*Given information*.

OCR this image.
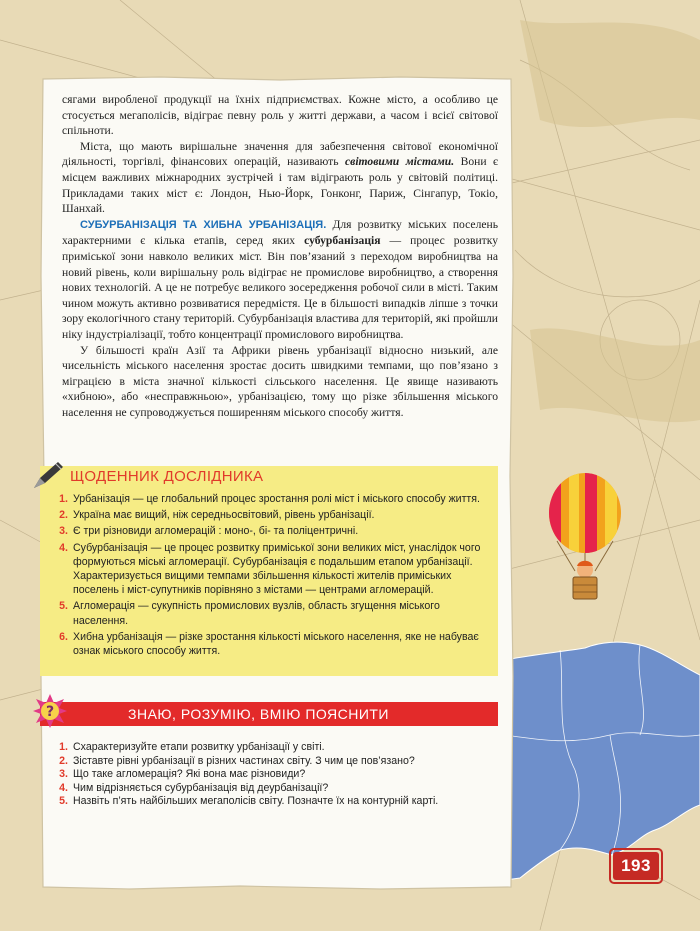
сягами виробленої продукції на їхніх підприємствах. Кожне місто, а особливо це стосується мегаполісів, відіграє певну роль у житті держави, а часом і всієї світової спільноти.

Міста, що мають вирішальне значення для забезпечення світової економічної діяльності, торгівлі, фінансових операцій, називають світовими містами. Вони є місцем важливих міжнародних зустрічей і там відіграють роль у світовій політиці. Прикладами таких міст є: Лондон, Нью-Йорк, Гонконг, Париж, Сінгапур, Токіо, Шанхай.

СУБУРБАНІЗАЦІЯ ТА ХИБНА УРБАНІЗАЦІЯ. Для розвитку міських поселень характерними є кілька етапів, серед яких субурбанізація — процес розвитку приміської зони навколо великих міст. Він пов’язаний з переходом виробництва на новий рівень, коли вирішальну роль відіграє не промислове виробництво, а створення нових технологій. А це не потребує великого зосередження робочої сили в місті. Таким чином можуть активно розвиватися передмістя. Це в більшості випадків ліпше з точки зору екологічного стану територій. Субурбанізація властива для територій, які пройшли ніку індустріалізації, тобто концентрації промислового виробництва.

У більшості країн Азії та Африки рівень урбанізації відносно низький, але чисельність міського населення зростає досить швидкими темпами, що пов’язано з міграцією в міста значної кількості сільського населення. Це явище називають «хибною», або «несправжньою», урбанізацією, тому що різке збільшення міського населення не супроводжується поширенням міського способу життя.

ЩОДЕННИК ДОСЛІДНИКА
1. Урбанізація — це глобальний процес зростання ролі міст і міського способу життя.
2. Україна має вищий, ніж середньосвітовий, рівень урбанізації.
3. Є три різновиди агломерацій : моно-, бі- та поліцентричні.
4. Субурбанізація — це процес розвитку приміської зони великих міст, унаслідок чого формуються міські агломерації. Субурбанізація є подальшим етапом урбанізації. Характеризується вищими темпами збільшення кількості жителів приміських поселень і міст-супутників порівняно з містами — центрами агломерацій.
5. Агломерація — сукупність промислових вузлів, область згущення міського населення.
6. Хибна урбанізація — різке зростання кількості міського населення, яке не набуває ознак міського способу життя.
?	ЗНАЮ, РОЗУМІЮ, ВМІЮ ПОЯСНИТИ
1. Схарактеризуйте етапи розвитку урбанізації у світі.
2. Зіставте рівні урбанізації в різних частинах світу. З чим це пов’язано?
3. Що таке агломерація? Які вона має різновиди?
4. Чим відрізняється субурбанізація від деурбанізації?
5. Назвіть п’ять найбільших мегаполісів світу. Позначте їх на контурній карті.
193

*Aim of the task*.
Reproduce the records, all of them, word for word; omit the pictures.

*Correct output*.
OCR this image.
сягами виробленої продукції на їхніх підприємствах. Кожне місто, а особливо це стосується мегаполісів, відіграє певну роль у житті держави, а часом і всієї світової спільноти.

Міста, що мають вирішальне значення для забезпечення світової економічної діяльності, торгівлі, фінансових операцій, називають світовими містами. Вони є місцем важливих міжнародних зустрічей і там відіграють роль у світовій політиці. Прикладами таких міст є: Лондон, Нью-Йорк, Гонконг, Париж, Сінгапур, Токіо, Шанхай.

СУБУРБАНІЗАЦІЯ ТА ХИБНА УРБАНІЗАЦІЯ. Для розвитку міських поселень характерними є кілька етапів, серед яких субурбанізація — процес розвитку приміської зони навколо великих міст. Він пов’язаний з переходом виробництва на новий рівень, коли вирішальну роль відіграє не промислове виробництво, а створення нових технологій. А це не потребує великого зосередження робочої сили в місті. Таким чином можуть активно розвиватися передмістя. Це в більшості випадків ліпше з точки зору екологічного стану територій. Субурбанізація властива для територій, які пройшли ніку індустріалізації, тобто концентрації промислового виробництва.

У більшості країн Азії та Африки рівень урбанізації відносно низький, але чисельність міського населення зростає досить швидкими темпами, що пов’язано з міграцією в міста значної кількості сільського населення. Це явище називають «хибною», або «несправжньою», урбанізацією, тому що різке збільшення міського населення не супроводжується поширенням міського способу життя.

ЩОДЕННИК ДОСЛІДНИКА
1. Урбанізація — це глобальний процес зростання ролі міст і міського способу життя.
2. Україна має вищий, ніж середньосвітовий, рівень урбанізації.
3. Є три різновиди агломерацій : моно-, бі- та поліцентричні.
4. Субурбанізація — це процес розвитку приміської зони великих міст, унаслідок чого формуються міські агломерації. Субурбанізація є подальшим етапом урбанізації. Характеризується вищими темпами збільшення кількості жителів приміських поселень і міст-супутників порівняно з містами — центрами агломерацій.
5. Агломерація — сукупність промислових вузлів, область згущення міського населення.
6. Хибна урбанізація — різке зростання кількості міського населення, яке не набуває ознак міського способу життя.
?	ЗНАЮ, РОЗУМІЮ, ВМІЮ ПОЯСНИТИ
1. Схарактеризуйте етапи розвитку урбанізації у світі.
2. Зіставте рівні урбанізації в різних частинах світу. З чим це пов’язано?
3. Що таке агломерація? Які вона має різновиди?
4. Чим відрізняється субурбанізація від деурбанізації?
5. Назвіть п’ять найбільших мегаполісів світу. Позначте їх на контурній карті.
193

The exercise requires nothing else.